-- START OF THE RECORDS --

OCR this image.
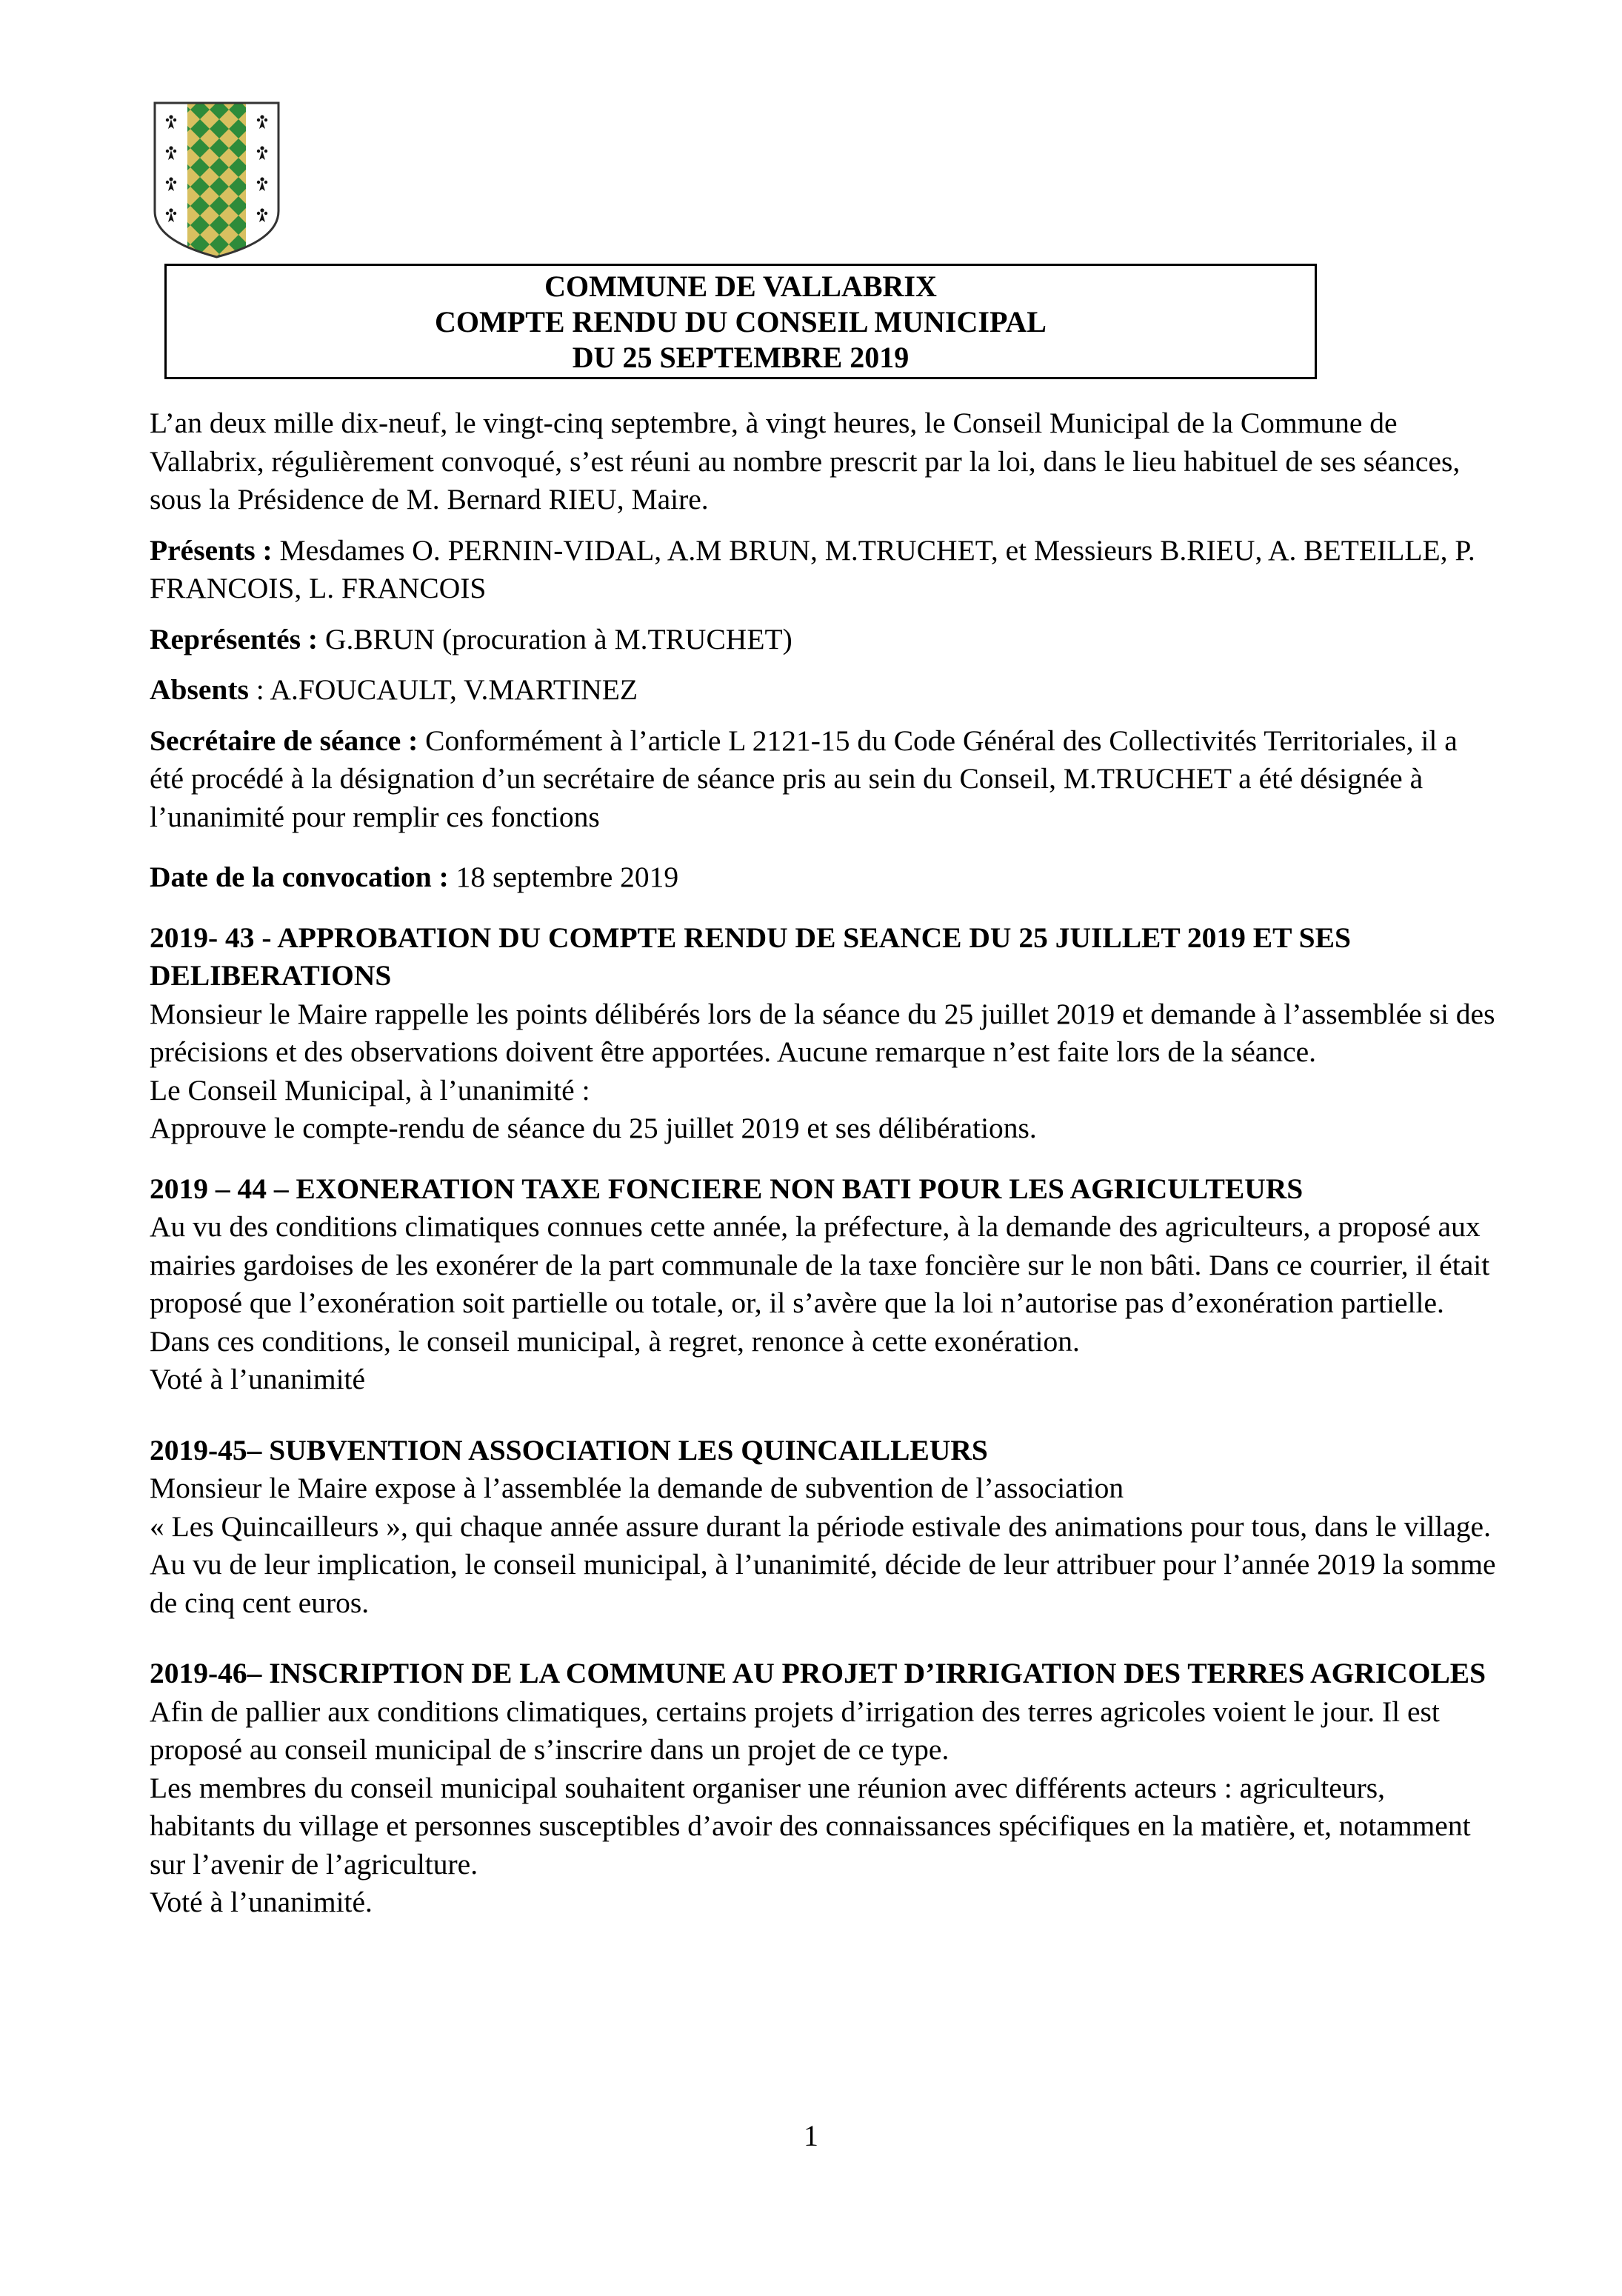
COMMUNE DE VALLABRIX
COMPTE RENDU DU CONSEIL MUNICIPAL
DU 25 SEPTEMBRE 2019

L’an deux mille dix-neuf, le vingt-cinq septembre, à vingt heures, le Conseil Municipal de la Commune de Vallabrix, régulièrement convoqué, s’est réuni au nombre prescrit par la loi, dans le lieu habituel de ses séances, sous la Présidence de M. Bernard RIEU, Maire.

Présents : Mesdames O. PERNIN-VIDAL, A.M BRUN, M.TRUCHET, et Messieurs B.RIEU, A. BETEILLE, P. FRANCOIS, L. FRANCOIS

Représentés : G.BRUN (procuration à M.TRUCHET)

Absents : A.FOUCAULT, V.MARTINEZ

Secrétaire de séance : Conformément à l’article L 2121-15 du Code Général des Collectivités Territoriales, il a été procédé à la désignation d’un secrétaire de séance pris au sein du Conseil, M.TRUCHET a été désignée à l’unanimité pour remplir ces fonctions

Date de la convocation : 18 septembre 2019

2019- 43 - APPROBATION DU COMPTE RENDU DE SEANCE DU 25 JUILLET 2019 ET SES DELIBERATIONS

Monsieur le Maire rappelle les points délibérés lors de la séance du 25 juillet 2019 et demande à l’assemblée si des précisions et des observations doivent être apportées. Aucune remarque n’est faite lors de la séance.

Le Conseil Municipal, à l’unanimité :

Approuve le compte-rendu de séance du 25 juillet 2019 et ses délibérations.

2019 – 44 – EXONERATION TAXE FONCIERE NON BATI POUR LES AGRICULTEURS

Au vu des conditions climatiques connues cette année, la préfecture, à la demande des agriculteurs, a proposé aux mairies gardoises de les exonérer de la part communale de la taxe foncière sur le non bâti. Dans ce courrier, il était proposé que l’exonération soit partielle ou totale, or, il s’avère que la loi n’autorise pas d’exonération partielle.

Dans ces conditions, le conseil municipal, à regret, renonce à cette exonération.

Voté à l’unanimité

2019-45– SUBVENTION ASSOCIATION LES QUINCAILLEURS

Monsieur le Maire expose à l’assemblée la demande de subvention de l’association

« Les Quincailleurs », qui chaque année assure durant la période estivale des animations pour tous, dans le village. Au vu de leur implication, le conseil municipal, à l’unanimité, décide de leur attribuer pour l’année 2019 la somme de cinq cent euros.

2019-46– INSCRIPTION DE LA COMMUNE AU PROJET D’IRRIGATION DES TERRES AGRICOLES

Afin de pallier aux conditions climatiques, certains projets d’irrigation des terres agricoles voient le jour. Il est proposé au conseil municipal de s’inscrire dans un projet de ce type.

Les membres du conseil municipal souhaitent organiser une réunion avec différents acteurs : agriculteurs, habitants du village et personnes susceptibles d’avoir des connaissances spécifiques en la matière, et, notamment sur l’avenir de l’agriculture.

Voté à l’unanimité.

1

-- END OF THE RECORDS --

Write out the full listing verbatim, excluding its pictures.

OCR this image.
COMMUNE DE VALLABRIX
COMPTE RENDU DU CONSEIL MUNICIPAL
DU 25 SEPTEMBRE 2019

L’an deux mille dix-neuf, le vingt-cinq septembre, à vingt heures, le Conseil Municipal de la Commune de Vallabrix, régulièrement convoqué, s’est réuni au nombre prescrit par la loi, dans le lieu habituel de ses séances, sous la Présidence de M. Bernard RIEU, Maire.

Présents : Mesdames O. PERNIN-VIDAL, A.M BRUN, M.TRUCHET, et Messieurs B.RIEU, A. BETEILLE, P. FRANCOIS, L. FRANCOIS

Représentés : G.BRUN (procuration à M.TRUCHET)

Absents : A.FOUCAULT, V.MARTINEZ

Secrétaire de séance : Conformément à l’article L 2121-15 du Code Général des Collectivités Territoriales, il a été procédé à la désignation d’un secrétaire de séance pris au sein du Conseil, M.TRUCHET a été désignée à l’unanimité pour remplir ces fonctions

Date de la convocation : 18 septembre 2019

2019- 43 - APPROBATION DU COMPTE RENDU DE SEANCE DU 25 JUILLET 2019 ET SES DELIBERATIONS

Monsieur le Maire rappelle les points délibérés lors de la séance du 25 juillet 2019 et demande à l’assemblée si des précisions et des observations doivent être apportées. Aucune remarque n’est faite lors de la séance.

Le Conseil Municipal, à l’unanimité :

Approuve le compte-rendu de séance du 25 juillet 2019 et ses délibérations.

2019 – 44 – EXONERATION TAXE FONCIERE NON BATI POUR LES AGRICULTEURS

Au vu des conditions climatiques connues cette année, la préfecture, à la demande des agriculteurs, a proposé aux mairies gardoises de les exonérer de la part communale de la taxe foncière sur le non bâti. Dans ce courrier, il était proposé que l’exonération soit partielle ou totale, or, il s’avère que la loi n’autorise pas d’exonération partielle.

Dans ces conditions, le conseil municipal, à regret, renonce à cette exonération.

Voté à l’unanimité

2019-45– SUBVENTION ASSOCIATION LES QUINCAILLEURS

Monsieur le Maire expose à l’assemblée la demande de subvention de l’association

« Les Quincailleurs », qui chaque année assure durant la période estivale des animations pour tous, dans le village. Au vu de leur implication, le conseil municipal, à l’unanimité, décide de leur attribuer pour l’année 2019 la somme de cinq cent euros.

2019-46– INSCRIPTION DE LA COMMUNE AU PROJET D’IRRIGATION DES TERRES AGRICOLES

Afin de pallier aux conditions climatiques, certains projets d’irrigation des terres agricoles voient le jour. Il est proposé au conseil municipal de s’inscrire dans un projet de ce type.

Les membres du conseil municipal souhaitent organiser une réunion avec différents acteurs : agriculteurs, habitants du village et personnes susceptibles d’avoir des connaissances spécifiques en la matière, et, notamment sur l’avenir de l’agriculture.

Voté à l’unanimité.

1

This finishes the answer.